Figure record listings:
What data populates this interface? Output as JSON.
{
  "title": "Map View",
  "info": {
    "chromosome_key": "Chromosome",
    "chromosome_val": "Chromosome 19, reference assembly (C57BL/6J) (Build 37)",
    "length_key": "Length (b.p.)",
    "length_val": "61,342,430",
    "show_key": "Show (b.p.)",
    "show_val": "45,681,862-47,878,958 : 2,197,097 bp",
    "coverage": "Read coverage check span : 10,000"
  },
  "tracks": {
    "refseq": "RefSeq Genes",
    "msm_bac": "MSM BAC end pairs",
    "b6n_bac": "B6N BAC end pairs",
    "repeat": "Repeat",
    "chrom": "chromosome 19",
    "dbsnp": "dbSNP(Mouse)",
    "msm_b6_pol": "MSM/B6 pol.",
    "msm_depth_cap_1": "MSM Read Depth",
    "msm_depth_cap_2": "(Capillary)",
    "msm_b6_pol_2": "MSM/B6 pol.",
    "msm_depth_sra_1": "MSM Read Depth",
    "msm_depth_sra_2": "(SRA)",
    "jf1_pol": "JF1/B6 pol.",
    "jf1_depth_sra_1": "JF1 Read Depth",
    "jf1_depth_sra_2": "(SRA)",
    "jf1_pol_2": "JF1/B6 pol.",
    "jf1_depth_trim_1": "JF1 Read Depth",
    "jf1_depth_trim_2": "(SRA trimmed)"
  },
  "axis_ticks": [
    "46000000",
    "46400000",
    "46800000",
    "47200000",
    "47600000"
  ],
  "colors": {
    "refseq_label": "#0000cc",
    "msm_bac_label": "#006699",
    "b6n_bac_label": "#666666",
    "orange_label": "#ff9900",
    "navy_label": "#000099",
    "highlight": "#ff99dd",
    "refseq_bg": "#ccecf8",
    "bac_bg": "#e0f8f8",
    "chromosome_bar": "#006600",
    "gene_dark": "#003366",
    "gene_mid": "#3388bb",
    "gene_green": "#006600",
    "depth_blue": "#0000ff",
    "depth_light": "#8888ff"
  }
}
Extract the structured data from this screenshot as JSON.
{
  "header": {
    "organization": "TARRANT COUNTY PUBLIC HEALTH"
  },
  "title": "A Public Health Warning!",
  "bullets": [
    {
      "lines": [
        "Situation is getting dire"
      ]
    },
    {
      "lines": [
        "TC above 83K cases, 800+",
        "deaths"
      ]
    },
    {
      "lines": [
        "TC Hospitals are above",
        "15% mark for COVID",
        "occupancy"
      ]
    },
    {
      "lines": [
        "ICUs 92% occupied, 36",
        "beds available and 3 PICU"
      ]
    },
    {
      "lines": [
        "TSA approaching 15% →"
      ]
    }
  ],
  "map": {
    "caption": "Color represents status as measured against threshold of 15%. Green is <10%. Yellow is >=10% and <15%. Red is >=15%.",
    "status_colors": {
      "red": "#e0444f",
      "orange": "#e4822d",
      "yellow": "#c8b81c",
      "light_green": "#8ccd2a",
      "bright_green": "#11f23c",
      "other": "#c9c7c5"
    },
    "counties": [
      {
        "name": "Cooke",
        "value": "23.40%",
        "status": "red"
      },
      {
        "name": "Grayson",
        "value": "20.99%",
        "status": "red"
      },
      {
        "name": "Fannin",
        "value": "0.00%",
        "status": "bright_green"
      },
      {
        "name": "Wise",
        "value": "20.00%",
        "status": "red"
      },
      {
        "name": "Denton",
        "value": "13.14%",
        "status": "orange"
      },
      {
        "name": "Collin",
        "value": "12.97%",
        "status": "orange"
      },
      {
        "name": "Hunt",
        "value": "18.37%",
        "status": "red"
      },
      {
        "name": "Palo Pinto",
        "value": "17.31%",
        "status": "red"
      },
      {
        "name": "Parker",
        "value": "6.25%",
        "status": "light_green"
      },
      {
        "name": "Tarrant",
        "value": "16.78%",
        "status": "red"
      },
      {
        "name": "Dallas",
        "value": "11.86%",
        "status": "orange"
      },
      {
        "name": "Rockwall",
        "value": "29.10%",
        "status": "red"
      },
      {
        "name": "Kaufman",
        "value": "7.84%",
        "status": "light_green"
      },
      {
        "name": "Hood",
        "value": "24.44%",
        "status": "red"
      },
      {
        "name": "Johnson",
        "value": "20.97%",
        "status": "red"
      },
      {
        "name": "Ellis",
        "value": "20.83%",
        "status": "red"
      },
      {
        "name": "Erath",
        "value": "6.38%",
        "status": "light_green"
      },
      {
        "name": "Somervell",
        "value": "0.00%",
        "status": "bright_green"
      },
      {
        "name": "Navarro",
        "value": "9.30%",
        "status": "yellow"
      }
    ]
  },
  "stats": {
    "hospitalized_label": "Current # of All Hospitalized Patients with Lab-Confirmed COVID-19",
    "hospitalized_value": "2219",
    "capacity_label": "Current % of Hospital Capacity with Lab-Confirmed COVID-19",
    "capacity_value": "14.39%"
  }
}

--

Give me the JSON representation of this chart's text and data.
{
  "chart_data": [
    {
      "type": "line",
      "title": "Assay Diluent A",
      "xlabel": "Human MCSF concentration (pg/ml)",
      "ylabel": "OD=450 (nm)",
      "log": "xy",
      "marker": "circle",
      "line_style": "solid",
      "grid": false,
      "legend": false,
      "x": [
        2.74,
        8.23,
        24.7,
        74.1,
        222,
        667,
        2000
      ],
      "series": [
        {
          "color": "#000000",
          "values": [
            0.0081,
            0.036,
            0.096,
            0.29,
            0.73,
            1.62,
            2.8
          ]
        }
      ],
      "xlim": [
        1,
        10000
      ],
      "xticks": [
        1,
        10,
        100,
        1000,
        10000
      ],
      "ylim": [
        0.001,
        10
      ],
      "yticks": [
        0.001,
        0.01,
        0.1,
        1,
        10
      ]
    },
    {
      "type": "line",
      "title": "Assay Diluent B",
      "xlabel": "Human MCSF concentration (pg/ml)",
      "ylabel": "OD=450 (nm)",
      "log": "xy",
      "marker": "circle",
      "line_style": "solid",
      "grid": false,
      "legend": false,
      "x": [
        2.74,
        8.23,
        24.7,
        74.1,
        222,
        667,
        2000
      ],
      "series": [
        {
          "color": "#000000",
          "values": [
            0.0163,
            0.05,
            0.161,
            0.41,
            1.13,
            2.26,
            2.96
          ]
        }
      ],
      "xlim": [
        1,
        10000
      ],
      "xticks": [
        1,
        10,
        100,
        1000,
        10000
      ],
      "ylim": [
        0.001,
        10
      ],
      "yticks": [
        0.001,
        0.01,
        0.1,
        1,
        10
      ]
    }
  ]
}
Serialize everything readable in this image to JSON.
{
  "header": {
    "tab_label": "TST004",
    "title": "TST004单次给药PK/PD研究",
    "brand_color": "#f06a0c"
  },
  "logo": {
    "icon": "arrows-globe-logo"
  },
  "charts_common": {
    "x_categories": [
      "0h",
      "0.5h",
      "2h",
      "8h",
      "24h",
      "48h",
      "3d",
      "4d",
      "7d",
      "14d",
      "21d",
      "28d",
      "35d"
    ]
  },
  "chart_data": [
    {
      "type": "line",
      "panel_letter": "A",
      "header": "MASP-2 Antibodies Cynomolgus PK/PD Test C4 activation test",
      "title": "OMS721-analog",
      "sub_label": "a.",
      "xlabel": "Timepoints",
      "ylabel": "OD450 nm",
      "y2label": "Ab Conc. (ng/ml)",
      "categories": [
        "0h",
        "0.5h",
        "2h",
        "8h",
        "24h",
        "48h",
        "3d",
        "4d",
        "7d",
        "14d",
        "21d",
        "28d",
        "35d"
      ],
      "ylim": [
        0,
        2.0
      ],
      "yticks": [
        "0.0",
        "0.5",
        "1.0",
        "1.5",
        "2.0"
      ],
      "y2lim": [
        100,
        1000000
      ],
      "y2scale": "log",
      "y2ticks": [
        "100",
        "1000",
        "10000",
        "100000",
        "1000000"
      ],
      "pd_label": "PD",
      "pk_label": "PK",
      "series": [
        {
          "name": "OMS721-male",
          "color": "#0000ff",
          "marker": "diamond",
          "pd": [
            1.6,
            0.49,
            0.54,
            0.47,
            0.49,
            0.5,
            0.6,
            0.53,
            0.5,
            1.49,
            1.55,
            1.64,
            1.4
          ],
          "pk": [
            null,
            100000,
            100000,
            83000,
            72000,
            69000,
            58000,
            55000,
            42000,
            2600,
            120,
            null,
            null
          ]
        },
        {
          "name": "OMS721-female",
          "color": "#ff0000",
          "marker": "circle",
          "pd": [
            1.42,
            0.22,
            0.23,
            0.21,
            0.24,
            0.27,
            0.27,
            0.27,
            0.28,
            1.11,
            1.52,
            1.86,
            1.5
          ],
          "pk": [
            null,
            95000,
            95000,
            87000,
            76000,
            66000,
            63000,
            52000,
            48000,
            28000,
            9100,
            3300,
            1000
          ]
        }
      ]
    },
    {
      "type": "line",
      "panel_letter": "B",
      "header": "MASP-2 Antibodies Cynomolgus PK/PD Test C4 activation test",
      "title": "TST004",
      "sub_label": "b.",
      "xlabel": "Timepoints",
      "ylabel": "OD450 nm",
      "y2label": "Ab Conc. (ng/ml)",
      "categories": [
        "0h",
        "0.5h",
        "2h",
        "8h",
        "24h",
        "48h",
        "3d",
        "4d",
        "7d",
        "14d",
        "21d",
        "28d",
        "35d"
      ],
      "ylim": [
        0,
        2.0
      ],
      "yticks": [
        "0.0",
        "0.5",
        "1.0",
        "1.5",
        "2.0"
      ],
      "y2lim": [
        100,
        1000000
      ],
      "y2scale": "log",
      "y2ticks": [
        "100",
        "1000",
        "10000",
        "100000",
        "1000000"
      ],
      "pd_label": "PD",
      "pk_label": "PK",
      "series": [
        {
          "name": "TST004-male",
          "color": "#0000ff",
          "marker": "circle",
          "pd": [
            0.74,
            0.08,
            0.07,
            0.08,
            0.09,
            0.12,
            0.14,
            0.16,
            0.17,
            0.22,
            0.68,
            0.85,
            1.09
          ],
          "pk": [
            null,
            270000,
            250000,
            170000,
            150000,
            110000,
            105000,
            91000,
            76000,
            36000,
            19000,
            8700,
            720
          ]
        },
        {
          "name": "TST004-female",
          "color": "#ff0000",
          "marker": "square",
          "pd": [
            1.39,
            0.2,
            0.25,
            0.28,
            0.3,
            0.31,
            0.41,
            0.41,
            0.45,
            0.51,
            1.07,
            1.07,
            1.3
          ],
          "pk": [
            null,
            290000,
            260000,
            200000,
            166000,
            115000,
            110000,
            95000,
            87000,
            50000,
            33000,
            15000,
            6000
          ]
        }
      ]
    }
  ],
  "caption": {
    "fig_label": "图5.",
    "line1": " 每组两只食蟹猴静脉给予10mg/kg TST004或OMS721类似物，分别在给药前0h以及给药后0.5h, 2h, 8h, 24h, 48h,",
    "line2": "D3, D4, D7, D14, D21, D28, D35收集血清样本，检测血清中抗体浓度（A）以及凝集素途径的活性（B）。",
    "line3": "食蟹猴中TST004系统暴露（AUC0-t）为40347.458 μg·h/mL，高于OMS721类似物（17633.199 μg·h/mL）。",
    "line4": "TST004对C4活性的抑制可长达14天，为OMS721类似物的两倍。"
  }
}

* [Task requirements]
The answer should be a single number giving how many lines in the records hold the word "Assay".

* [Solution to this exercise]
2